# Reading passage:
((

To get a sense of how much the fossil-fuel industry pervades the state’s political landscape, take a look at Alaska’s current governor, Bill Walker. He’s an oil and gas lawyer who recently suggested that Obama visit the town of Valdez on the Prince William Sound so that he could see how a scenic landscape coexists with oil operations. That was not a joke. Walker, like a lot of hydrocarbon-loving Alaskans, seems blissfully unaware of the fact that to most Americans the word “Valdez” instantly brings to mind a time in 1989 when oil-soaked birds and pressure-washed beaches did not mix so well with fossil fuels.

Walker and the Alaskan congressional delegation are expected to hammer the president over his reluctance to open much of state to Shell and BP (though he is allowing the former to drill the Chukchi Sea this summer). “Many Alaskans have expressed anxiety and worry about further land-use designations or ocean preserves that would permanently lock away resources critical to our state and local economies,” Representative Don Young recently told the Alaska Dispatch News. When Secretary Sally Jewell of the U.S. Department of the Interior visited Alaska earlier this year, the state senate president and the house speaker gave her an earful about the Interior’s proposal to put the Arctic National Wildlife Refuge’s coastal plain under wilderness protection, as well as the decision to keep some areas of the Arctic Ocean off-limits to oil and gas drilling.

))

Continue the passage about Alaska's oil politics, starting after its last sentence.

[Document structure recognition data]

((

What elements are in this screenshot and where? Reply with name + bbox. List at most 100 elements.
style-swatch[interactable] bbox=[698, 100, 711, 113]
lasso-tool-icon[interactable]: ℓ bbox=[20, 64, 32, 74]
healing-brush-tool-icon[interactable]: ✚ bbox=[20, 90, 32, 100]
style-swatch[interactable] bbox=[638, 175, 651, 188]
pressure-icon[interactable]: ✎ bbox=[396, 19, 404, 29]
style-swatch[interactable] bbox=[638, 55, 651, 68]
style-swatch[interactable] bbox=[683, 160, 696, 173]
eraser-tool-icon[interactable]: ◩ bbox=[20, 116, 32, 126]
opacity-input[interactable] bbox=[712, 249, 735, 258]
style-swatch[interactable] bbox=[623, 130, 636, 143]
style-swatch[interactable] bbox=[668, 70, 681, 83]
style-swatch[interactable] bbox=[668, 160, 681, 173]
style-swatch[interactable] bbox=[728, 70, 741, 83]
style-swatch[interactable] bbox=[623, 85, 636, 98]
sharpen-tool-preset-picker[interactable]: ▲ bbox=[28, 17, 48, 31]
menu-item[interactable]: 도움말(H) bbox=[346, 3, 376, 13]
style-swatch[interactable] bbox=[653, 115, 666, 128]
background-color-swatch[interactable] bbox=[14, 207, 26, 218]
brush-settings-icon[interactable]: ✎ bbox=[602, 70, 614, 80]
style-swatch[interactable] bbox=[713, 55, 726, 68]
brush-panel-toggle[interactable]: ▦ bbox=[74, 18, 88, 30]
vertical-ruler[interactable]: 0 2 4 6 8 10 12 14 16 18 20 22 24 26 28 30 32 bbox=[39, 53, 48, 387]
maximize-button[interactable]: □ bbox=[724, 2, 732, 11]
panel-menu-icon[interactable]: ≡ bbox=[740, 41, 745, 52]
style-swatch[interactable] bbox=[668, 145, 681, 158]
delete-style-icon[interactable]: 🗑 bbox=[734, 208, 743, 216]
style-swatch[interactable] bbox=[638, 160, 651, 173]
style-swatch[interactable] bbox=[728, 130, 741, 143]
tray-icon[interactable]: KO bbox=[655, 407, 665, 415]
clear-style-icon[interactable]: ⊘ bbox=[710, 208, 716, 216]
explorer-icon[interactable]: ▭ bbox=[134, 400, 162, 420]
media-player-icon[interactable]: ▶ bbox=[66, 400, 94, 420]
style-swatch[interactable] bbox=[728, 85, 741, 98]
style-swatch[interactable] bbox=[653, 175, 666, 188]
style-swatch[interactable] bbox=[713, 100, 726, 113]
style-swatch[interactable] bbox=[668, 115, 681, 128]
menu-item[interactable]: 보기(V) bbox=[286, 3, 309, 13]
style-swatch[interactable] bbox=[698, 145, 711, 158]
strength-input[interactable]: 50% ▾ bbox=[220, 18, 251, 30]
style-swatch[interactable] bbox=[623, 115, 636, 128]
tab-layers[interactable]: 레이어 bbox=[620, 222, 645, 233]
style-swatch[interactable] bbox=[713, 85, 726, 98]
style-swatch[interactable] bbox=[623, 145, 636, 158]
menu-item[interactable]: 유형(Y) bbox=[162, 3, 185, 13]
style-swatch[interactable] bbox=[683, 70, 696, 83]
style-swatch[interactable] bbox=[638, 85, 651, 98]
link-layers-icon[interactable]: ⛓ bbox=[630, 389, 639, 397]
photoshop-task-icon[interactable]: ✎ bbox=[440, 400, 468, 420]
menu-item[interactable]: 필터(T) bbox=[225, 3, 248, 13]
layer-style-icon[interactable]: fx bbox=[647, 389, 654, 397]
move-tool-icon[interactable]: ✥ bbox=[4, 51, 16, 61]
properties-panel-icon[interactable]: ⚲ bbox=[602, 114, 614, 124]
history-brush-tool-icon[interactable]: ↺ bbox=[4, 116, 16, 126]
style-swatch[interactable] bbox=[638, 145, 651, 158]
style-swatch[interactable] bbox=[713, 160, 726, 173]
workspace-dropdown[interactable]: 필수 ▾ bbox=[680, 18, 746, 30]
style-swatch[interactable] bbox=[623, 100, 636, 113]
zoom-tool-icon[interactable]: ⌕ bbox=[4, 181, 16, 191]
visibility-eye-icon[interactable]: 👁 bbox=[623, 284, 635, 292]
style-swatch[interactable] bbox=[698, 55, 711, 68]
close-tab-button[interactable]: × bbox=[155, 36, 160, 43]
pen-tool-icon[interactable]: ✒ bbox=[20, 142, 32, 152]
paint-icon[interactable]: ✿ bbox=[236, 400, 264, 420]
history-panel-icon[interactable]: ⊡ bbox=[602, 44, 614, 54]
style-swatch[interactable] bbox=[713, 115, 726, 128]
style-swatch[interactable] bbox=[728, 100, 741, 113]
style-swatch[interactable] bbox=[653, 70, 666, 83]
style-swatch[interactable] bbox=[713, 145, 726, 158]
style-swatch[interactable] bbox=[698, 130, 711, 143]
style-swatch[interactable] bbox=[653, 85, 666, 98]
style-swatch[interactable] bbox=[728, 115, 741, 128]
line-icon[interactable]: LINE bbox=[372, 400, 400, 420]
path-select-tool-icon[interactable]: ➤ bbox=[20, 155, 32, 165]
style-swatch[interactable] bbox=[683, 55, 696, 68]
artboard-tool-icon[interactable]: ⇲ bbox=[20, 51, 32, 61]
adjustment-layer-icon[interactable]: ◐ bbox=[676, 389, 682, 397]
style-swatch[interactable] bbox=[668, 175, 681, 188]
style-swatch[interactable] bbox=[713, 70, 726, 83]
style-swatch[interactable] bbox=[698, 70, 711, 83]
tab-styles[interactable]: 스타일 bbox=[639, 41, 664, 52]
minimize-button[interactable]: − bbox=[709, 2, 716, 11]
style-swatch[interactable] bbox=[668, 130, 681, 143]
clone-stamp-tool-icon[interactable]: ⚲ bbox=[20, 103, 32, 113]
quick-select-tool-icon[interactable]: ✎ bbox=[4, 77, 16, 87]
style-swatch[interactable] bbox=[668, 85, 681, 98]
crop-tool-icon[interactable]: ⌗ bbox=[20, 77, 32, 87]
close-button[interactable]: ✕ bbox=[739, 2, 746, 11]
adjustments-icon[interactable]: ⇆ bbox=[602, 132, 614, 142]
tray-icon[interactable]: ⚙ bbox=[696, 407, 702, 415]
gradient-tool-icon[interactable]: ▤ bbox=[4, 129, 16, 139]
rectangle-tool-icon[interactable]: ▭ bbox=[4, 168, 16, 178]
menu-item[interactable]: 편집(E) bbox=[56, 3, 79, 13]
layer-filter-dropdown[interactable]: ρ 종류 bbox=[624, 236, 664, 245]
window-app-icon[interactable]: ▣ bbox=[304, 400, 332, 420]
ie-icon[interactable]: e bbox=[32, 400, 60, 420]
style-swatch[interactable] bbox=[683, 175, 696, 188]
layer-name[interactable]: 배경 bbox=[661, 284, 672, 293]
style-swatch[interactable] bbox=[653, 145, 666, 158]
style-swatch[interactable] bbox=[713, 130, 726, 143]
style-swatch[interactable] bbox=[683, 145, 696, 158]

))

# Response to this exercise:
Alaskan politicos want more oil and gas development because they want more money. More than half the state’s budget comes from oil revenue, and it’s been hit hard by the global decline in oil prices. That drop has been driven, of course, by the international supply glut caused by America’s fracking revolution and China’s slowing demand. Ramping up oil production in Alaska would add to that supply, further depressing its price and amplifying the climate change that is destroying villages like Kivalina and Shishmaref. Which the state doesn’t have money to help. Round and round it goes.

While he’s in Kotzebue, President Obama might also consider a simple yet inescapable fact of life in Alaska: Logistics matter. Earlier this summer, a White House advance team dropped in on Kivalina, thinking the president might want to visit. Rumor has it that they diverted the itinerary to Kotzebue because Kivalina’s airstrip was too short to handle the aircraft that moves a presidential entourage. This is something worth noting. Kivalina’s runway is about 3,000 feet long, half the length of Kotzebue’s. The runway at Point Hope, a coastal village to the north, is also about 3,000 feet long.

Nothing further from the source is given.